→ **What you will do**: Exact reproduction of the data is required, with images excluded.
*****
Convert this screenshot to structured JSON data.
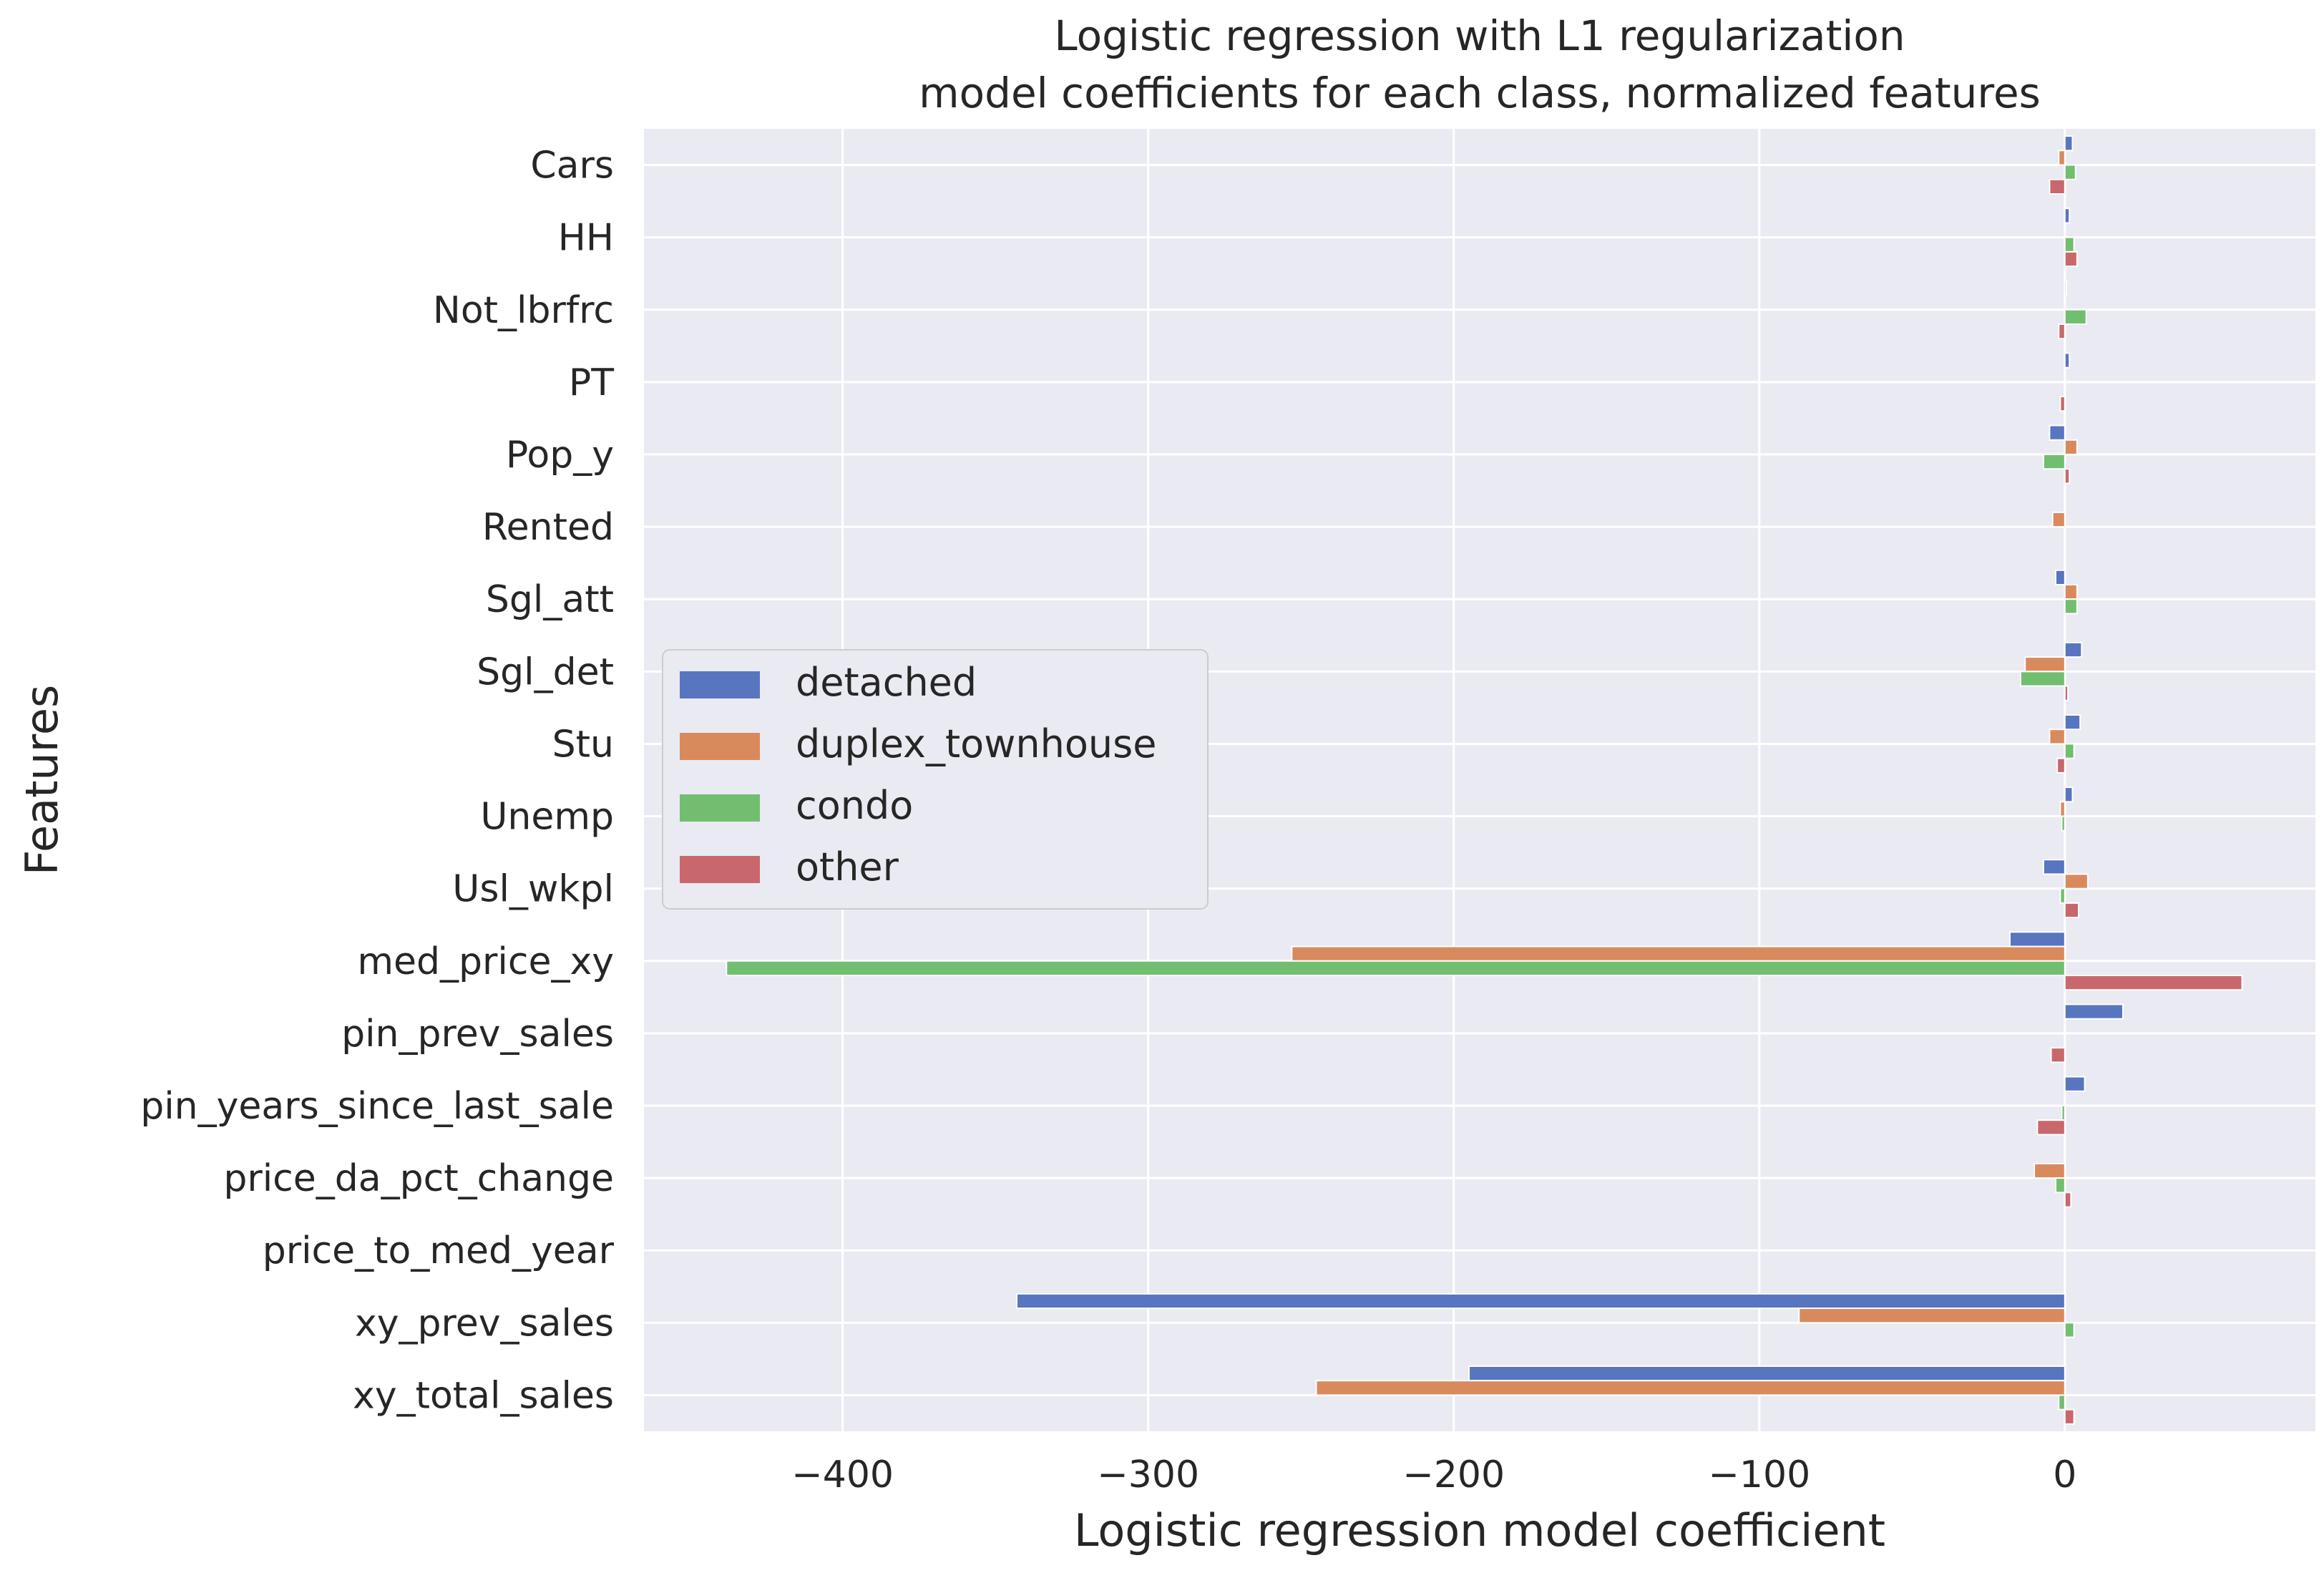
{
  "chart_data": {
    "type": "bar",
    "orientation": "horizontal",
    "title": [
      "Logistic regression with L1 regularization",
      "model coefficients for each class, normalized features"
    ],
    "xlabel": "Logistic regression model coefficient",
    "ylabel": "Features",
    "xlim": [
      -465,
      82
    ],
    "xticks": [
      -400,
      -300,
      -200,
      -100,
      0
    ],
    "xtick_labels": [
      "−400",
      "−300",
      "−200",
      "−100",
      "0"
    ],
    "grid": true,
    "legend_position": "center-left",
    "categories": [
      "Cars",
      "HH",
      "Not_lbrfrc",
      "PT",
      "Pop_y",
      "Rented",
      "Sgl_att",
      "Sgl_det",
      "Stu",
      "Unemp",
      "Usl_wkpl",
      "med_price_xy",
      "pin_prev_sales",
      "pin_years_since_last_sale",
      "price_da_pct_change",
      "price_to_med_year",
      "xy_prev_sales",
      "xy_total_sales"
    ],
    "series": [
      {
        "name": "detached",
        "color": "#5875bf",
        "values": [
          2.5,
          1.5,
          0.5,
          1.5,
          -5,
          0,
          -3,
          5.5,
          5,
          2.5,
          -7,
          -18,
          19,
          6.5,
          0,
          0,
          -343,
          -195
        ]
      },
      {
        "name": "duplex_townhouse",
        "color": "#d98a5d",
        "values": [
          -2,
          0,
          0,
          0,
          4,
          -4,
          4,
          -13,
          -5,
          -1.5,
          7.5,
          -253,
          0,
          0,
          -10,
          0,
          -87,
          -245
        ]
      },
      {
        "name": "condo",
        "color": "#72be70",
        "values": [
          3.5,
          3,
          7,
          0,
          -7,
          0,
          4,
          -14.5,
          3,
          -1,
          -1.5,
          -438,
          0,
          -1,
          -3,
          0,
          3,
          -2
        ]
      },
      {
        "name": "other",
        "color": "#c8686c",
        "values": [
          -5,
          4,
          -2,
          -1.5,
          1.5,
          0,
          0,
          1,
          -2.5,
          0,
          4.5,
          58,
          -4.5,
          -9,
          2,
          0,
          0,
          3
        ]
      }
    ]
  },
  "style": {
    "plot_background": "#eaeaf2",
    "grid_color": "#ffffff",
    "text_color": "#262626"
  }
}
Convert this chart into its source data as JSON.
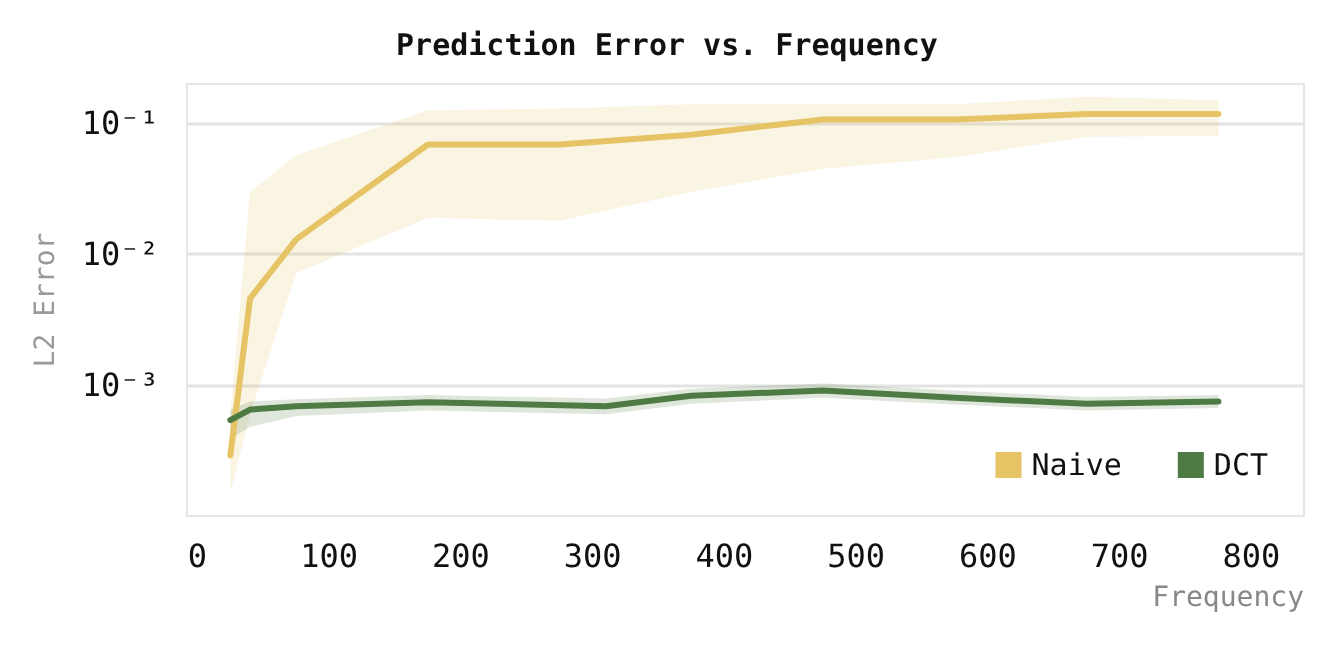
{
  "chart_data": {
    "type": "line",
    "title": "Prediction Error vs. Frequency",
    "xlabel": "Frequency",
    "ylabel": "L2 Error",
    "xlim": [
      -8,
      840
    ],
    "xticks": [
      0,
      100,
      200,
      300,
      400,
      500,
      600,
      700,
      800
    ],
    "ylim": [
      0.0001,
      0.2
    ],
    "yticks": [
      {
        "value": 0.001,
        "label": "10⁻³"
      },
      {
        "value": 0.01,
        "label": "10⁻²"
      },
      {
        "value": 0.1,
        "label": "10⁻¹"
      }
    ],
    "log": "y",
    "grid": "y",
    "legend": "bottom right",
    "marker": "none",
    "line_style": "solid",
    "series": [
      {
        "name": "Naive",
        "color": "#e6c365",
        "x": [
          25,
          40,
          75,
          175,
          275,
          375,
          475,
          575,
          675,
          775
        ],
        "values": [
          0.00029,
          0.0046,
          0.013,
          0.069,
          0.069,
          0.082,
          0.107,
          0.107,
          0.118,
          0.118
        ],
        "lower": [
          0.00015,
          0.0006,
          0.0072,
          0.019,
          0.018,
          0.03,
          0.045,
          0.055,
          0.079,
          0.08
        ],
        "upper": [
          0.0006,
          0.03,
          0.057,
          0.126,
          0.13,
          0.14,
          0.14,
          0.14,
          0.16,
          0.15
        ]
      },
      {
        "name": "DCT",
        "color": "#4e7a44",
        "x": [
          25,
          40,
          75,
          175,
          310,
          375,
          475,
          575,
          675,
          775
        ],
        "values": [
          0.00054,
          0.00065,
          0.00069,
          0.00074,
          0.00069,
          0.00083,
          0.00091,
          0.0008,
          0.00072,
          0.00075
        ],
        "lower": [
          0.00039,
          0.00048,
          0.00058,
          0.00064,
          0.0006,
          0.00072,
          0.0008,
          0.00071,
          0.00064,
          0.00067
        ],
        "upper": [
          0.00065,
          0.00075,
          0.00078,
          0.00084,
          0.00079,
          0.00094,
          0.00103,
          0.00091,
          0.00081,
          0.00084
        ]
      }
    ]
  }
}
*****
→ **Right answer**:
Convert this screenshot to structured JSON data.
{
  "chart_data": {
    "type": "bar",
    "orientation": "horizontal",
    "title": [
      "Logistic regression with L1 regularization",
      "model coefficients for each class, normalized features"
    ],
    "xlabel": "Logistic regression model coefficient",
    "ylabel": "Features",
    "xlim": [
      -465,
      82
    ],
    "xticks": [
      -400,
      -300,
      -200,
      -100,
      0
    ],
    "xtick_labels": [
      "−400",
      "−300",
      "−200",
      "−100",
      "0"
    ],
    "grid": true,
    "legend_position": "center-left",
    "categories": [
      "Cars",
      "HH",
      "Not_lbrfrc",
      "PT",
      "Pop_y",
      "Rented",
      "Sgl_att",
      "Sgl_det",
      "Stu",
      "Unemp",
      "Usl_wkpl",
      "med_price_xy",
      "pin_prev_sales",
      "pin_years_since_last_sale",
      "price_da_pct_change",
      "price_to_med_year",
      "xy_prev_sales",
      "xy_total_sales"
    ],
    "series": [
      {
        "name": "detached",
        "color": "#5875bf",
        "values": [
          2.5,
          1.5,
          0.5,
          1.5,
          -5,
          0,
          -3,
          5.5,
          5,
          2.5,
          -7,
          -18,
          19,
          6.5,
          0,
          0,
          -343,
          -195
        ]
      },
      {
        "name": "duplex_townhouse",
        "color": "#d98a5d",
        "values": [
          -2,
          0,
          0,
          0,
          4,
          -4,
          4,
          -13,
          -5,
          -1.5,
          7.5,
          -253,
          0,
          0,
          -10,
          0,
          -87,
          -245
        ]
      },
      {
        "name": "condo",
        "color": "#72be70",
        "values": [
          3.5,
          3,
          7,
          0,
          -7,
          0,
          4,
          -14.5,
          3,
          -1,
          -1.5,
          -438,
          0,
          -1,
          -3,
          0,
          3,
          -2
        ]
      },
      {
        "name": "other",
        "color": "#c8686c",
        "values": [
          -5,
          4,
          -2,
          -1.5,
          1.5,
          0,
          0,
          1,
          -2.5,
          0,
          4.5,
          58,
          -4.5,
          -9,
          2,
          0,
          0,
          3
        ]
      }
    ]
  },
  "style": {
    "plot_background": "#eaeaf2",
    "grid_color": "#ffffff",
    "text_color": "#262626"
  }
}
Convert this chart into its source data as JSON.
{
  "chart_data": {
    "type": "line",
    "title": "Prediction Error vs. Frequency",
    "xlabel": "Frequency",
    "ylabel": "L2 Error",
    "xlim": [
      -8,
      840
    ],
    "xticks": [
      0,
      100,
      200,
      300,
      400,
      500,
      600,
      700,
      800
    ],
    "ylim": [
      0.0001,
      0.2
    ],
    "yticks": [
      {
        "value": 0.001,
        "label": "10⁻³"
      },
      {
        "value": 0.01,
        "label": "10⁻²"
      },
      {
        "value": 0.1,
        "label": "10⁻¹"
      }
    ],
    "log": "y",
    "grid": "y",
    "legend": "bottom right",
    "marker": "none",
    "line_style": "solid",
    "series": [
      {
        "name": "Naive",
        "color": "#e6c365",
        "x": [
          25,
          40,
          75,
          175,
          275,
          375,
          475,
          575,
          675,
          775
        ],
        "values": [
          0.00029,
          0.0046,
          0.013,
          0.069,
          0.069,
          0.082,
          0.107,
          0.107,
          0.118,
          0.118
        ],
        "lower": [
          0.00015,
          0.0006,
          0.0072,
          0.019,
          0.018,
          0.03,
          0.045,
          0.055,
          0.079,
          0.08
        ],
        "upper": [
          0.0006,
          0.03,
          0.057,
          0.126,
          0.13,
          0.14,
          0.14,
          0.14,
          0.16,
          0.15
        ]
      },
      {
        "name": "DCT",
        "color": "#4e7a44",
        "x": [
          25,
          40,
          75,
          175,
          310,
          375,
          475,
          575,
          675,
          775
        ],
        "values": [
          0.00054,
          0.00065,
          0.00069,
          0.00074,
          0.00069,
          0.00083,
          0.00091,
          0.0008,
          0.00072,
          0.00075
        ],
        "lower": [
          0.00039,
          0.00048,
          0.00058,
          0.00064,
          0.0006,
          0.00072,
          0.0008,
          0.00071,
          0.00064,
          0.00067
        ],
        "upper": [
          0.00065,
          0.00075,
          0.00078,
          0.00084,
          0.00079,
          0.00094,
          0.00103,
          0.00091,
          0.00081,
          0.00084
        ]
      }
    ]
  }
}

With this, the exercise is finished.